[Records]
----

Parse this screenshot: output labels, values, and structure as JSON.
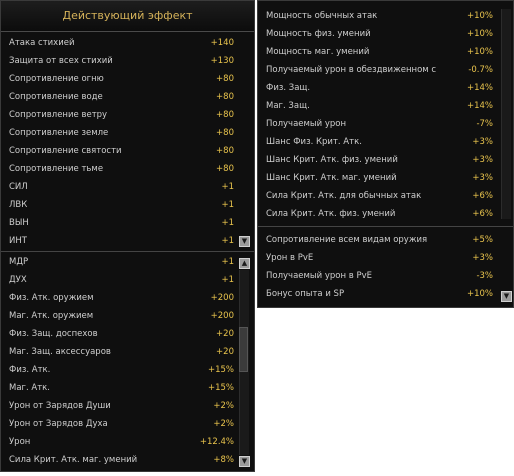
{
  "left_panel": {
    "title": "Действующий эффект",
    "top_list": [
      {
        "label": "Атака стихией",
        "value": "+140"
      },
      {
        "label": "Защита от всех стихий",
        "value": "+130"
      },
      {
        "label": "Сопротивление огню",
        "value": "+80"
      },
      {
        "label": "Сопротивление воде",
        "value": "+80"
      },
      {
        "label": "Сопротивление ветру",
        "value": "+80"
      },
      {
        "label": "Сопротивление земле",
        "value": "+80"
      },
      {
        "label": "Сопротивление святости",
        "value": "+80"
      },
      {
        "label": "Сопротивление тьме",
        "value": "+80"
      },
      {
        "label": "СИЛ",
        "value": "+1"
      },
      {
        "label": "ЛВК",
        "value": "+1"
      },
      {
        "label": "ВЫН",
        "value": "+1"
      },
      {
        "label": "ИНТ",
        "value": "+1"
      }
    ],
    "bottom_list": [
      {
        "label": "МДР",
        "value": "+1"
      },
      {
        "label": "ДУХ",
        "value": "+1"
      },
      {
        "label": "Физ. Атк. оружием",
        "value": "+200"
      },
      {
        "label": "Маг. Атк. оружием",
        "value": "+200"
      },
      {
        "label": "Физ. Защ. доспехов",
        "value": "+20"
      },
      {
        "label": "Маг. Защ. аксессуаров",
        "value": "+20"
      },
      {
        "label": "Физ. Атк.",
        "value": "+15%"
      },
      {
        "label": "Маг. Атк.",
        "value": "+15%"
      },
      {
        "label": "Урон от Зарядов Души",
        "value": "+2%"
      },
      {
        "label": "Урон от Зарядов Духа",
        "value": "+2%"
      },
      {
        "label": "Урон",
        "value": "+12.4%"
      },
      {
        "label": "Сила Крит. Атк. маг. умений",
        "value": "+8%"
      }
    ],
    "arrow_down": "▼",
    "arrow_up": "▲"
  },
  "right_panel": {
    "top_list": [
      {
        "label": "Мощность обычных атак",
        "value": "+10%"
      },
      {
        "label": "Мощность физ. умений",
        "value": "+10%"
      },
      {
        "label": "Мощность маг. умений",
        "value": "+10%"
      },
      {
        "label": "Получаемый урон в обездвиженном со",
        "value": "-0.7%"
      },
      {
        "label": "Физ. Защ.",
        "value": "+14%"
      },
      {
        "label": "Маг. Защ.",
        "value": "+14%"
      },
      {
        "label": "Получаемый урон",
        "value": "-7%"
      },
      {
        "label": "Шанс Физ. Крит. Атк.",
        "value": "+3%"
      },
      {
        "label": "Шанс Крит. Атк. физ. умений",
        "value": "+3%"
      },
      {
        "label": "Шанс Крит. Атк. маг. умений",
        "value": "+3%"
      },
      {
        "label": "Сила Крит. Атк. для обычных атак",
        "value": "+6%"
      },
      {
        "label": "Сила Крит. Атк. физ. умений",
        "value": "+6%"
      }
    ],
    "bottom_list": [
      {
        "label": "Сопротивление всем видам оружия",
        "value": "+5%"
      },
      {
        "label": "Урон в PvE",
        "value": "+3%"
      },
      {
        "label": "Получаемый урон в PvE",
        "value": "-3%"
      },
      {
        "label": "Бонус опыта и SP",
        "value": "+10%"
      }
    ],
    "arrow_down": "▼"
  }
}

----

PROBLEM |
Scan the lines for the string "Получаемый". Copy out each line that matches.

SOLUTION TO THE PROBLEM |
        "label": "Получаемый урон в обездвиженном со",
        "label": "Получаемый урон",
        "label": "Получаемый урон в PvE",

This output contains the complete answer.